**Task instructions**
Report each line of the data that has "right" somewhere in it.

(Stored dataset items)
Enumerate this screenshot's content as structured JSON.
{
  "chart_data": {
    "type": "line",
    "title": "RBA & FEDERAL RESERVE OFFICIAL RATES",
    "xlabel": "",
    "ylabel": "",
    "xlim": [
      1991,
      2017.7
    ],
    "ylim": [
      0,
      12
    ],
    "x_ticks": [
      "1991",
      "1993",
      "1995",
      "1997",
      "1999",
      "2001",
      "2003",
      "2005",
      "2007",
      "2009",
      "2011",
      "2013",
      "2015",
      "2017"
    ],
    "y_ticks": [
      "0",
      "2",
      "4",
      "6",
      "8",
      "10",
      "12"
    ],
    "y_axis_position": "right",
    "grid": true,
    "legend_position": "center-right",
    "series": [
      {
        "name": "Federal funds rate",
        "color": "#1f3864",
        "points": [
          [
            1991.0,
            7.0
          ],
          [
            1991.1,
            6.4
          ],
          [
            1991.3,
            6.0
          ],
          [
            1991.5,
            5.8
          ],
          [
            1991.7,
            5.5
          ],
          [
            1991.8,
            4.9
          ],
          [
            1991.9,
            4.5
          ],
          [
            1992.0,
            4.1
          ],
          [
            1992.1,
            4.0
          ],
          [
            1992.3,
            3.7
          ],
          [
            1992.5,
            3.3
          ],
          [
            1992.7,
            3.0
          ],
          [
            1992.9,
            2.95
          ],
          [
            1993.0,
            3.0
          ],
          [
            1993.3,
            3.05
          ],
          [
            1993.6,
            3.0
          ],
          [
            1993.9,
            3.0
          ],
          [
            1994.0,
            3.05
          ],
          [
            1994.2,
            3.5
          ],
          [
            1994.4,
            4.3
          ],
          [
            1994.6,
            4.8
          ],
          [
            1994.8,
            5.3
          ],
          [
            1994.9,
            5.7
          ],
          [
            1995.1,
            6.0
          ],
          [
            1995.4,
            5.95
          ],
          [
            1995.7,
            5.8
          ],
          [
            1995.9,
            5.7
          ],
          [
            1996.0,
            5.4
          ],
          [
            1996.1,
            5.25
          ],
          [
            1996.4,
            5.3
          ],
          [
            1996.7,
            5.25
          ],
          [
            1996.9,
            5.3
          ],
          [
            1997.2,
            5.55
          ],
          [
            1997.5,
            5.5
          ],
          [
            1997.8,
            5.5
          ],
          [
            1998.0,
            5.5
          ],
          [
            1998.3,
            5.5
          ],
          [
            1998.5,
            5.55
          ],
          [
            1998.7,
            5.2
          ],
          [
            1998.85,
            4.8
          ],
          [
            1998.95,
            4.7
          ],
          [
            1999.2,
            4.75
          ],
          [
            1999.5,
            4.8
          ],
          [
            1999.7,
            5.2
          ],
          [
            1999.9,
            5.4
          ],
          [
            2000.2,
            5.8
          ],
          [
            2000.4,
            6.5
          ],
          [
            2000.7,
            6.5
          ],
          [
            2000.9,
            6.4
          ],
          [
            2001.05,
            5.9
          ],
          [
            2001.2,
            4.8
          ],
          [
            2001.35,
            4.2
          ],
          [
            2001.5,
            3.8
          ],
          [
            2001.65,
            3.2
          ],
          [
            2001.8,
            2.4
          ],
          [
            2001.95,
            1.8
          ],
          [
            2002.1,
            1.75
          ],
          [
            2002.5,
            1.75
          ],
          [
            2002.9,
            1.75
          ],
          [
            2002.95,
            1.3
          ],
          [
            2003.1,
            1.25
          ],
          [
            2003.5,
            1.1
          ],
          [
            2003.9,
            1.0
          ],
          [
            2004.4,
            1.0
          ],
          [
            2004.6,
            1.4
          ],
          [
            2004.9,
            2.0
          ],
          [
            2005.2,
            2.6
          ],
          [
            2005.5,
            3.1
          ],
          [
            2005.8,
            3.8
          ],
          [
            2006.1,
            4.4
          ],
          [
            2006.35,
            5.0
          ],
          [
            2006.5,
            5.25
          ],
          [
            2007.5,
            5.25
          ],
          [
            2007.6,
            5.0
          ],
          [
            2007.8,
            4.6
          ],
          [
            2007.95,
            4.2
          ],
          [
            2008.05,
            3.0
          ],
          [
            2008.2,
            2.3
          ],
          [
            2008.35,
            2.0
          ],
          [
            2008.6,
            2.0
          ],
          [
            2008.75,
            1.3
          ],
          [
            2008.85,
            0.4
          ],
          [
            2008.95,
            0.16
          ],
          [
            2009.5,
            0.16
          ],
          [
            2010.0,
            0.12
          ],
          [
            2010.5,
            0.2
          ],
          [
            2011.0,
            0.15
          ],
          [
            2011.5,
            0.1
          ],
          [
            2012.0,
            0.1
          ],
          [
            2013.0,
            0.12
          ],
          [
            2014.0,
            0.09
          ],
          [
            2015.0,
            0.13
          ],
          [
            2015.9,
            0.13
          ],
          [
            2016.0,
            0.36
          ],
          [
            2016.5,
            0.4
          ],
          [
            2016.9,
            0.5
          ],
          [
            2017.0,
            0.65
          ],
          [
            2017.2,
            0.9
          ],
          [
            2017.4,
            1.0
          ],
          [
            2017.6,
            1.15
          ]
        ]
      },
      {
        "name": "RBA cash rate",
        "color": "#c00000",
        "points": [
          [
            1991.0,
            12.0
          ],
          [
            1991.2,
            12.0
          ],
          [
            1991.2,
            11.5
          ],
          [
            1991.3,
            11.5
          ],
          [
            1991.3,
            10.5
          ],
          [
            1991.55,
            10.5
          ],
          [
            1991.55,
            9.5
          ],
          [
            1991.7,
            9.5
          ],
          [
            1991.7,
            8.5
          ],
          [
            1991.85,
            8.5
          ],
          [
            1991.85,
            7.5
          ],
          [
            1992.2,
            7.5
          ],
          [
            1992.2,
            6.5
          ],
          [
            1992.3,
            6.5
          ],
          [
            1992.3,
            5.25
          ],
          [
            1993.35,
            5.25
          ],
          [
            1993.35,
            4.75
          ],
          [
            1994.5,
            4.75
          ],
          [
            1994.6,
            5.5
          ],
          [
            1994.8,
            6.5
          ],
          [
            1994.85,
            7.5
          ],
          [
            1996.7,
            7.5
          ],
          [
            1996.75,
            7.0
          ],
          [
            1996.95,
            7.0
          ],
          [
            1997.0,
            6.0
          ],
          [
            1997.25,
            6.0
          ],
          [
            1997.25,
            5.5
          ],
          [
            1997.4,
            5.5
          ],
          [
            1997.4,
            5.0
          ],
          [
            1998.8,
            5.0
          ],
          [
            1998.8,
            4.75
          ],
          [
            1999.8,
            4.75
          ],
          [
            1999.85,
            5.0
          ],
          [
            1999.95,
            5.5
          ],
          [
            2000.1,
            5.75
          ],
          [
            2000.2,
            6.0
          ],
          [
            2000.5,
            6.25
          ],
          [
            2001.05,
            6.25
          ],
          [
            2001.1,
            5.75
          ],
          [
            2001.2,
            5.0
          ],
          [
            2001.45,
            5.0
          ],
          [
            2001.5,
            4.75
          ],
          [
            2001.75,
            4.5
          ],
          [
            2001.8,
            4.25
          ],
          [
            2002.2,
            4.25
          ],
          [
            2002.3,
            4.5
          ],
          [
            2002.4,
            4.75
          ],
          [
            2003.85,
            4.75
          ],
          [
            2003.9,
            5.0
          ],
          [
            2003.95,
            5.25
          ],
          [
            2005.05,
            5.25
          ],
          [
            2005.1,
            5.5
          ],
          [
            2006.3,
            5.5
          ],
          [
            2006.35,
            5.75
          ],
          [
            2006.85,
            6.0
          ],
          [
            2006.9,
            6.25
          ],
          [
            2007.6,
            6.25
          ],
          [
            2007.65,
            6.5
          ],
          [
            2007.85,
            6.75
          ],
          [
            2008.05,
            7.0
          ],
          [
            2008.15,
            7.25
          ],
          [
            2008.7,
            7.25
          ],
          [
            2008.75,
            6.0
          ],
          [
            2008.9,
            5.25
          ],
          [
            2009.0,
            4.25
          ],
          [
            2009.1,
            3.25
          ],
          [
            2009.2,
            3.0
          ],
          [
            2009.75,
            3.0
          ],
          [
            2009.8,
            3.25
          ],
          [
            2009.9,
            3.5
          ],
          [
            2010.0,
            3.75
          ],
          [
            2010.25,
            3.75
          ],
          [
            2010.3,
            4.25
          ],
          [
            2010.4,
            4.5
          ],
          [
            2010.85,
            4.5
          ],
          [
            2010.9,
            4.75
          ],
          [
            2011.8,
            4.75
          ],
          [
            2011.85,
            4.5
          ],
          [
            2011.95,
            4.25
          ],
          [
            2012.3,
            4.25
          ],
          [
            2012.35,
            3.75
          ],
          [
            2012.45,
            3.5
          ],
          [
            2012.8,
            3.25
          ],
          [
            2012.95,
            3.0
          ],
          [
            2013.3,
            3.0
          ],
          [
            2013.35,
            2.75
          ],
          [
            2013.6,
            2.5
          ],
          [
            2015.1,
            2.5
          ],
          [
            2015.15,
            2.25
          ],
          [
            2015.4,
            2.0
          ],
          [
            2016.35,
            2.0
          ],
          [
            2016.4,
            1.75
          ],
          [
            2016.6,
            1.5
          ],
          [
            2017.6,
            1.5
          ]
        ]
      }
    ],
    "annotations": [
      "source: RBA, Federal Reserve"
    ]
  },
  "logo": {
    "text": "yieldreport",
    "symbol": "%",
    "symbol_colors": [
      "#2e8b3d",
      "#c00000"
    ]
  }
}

**Written answer**
    "y_axis_position": "right",
    "legend_position": "center-right",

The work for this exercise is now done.